Task requirements:
Copy each line that holds "title".
▬▬▬▬▬▬▬▬▬▬
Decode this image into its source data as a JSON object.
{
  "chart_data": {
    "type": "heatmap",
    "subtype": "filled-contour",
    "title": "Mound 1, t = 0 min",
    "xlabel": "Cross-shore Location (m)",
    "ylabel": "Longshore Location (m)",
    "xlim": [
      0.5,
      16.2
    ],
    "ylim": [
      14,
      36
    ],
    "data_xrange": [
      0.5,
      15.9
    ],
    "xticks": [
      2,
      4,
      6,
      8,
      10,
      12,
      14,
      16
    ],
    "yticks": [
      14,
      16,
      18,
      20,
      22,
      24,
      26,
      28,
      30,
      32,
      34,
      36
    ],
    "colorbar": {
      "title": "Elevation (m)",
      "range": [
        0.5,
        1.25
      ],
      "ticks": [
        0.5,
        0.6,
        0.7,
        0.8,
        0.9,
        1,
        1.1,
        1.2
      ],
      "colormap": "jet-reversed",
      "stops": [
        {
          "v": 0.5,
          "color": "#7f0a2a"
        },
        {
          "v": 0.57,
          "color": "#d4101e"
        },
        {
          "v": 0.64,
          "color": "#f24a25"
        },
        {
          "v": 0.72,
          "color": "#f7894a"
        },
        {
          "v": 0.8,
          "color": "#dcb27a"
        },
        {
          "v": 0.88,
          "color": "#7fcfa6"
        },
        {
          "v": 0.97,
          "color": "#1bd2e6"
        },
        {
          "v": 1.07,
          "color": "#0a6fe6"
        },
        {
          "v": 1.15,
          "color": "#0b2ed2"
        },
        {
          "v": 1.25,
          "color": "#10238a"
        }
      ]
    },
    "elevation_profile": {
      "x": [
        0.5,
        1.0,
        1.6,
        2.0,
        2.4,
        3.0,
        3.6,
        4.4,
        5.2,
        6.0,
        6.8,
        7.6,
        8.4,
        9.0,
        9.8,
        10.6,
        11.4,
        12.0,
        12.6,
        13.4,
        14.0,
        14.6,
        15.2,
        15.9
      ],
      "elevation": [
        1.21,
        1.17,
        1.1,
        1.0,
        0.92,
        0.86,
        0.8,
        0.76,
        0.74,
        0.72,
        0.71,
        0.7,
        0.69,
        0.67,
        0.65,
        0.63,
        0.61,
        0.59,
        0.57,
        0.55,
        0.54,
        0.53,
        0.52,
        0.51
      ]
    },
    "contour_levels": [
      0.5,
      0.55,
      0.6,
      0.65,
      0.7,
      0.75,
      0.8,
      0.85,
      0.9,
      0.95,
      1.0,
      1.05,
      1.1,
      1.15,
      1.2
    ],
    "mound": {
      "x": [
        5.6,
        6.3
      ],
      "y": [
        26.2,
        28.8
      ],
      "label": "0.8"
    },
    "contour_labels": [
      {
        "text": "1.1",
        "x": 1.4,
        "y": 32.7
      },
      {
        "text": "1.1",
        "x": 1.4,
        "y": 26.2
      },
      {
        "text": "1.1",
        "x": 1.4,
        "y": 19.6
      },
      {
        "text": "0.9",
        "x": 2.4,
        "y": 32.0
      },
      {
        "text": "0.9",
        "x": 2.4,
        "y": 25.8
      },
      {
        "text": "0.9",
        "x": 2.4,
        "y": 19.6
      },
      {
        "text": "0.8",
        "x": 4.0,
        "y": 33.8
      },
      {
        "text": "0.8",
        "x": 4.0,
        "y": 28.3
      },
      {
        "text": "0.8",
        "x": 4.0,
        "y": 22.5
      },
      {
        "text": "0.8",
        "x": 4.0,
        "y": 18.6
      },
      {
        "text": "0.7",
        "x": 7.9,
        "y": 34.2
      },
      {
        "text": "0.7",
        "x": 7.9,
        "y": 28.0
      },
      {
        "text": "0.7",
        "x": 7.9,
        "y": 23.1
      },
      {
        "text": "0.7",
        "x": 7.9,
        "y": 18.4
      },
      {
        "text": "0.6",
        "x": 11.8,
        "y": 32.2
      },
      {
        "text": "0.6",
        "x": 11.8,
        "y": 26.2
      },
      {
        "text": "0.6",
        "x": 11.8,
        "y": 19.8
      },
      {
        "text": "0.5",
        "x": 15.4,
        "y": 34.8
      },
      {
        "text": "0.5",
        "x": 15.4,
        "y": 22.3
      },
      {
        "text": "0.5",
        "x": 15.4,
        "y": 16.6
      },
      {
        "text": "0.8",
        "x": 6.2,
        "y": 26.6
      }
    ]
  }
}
▬▬▬▬▬▬▬▬▬▬
Result:
    "title": "Mound 1, t = 0 min",
      "title": "Elevation (m)",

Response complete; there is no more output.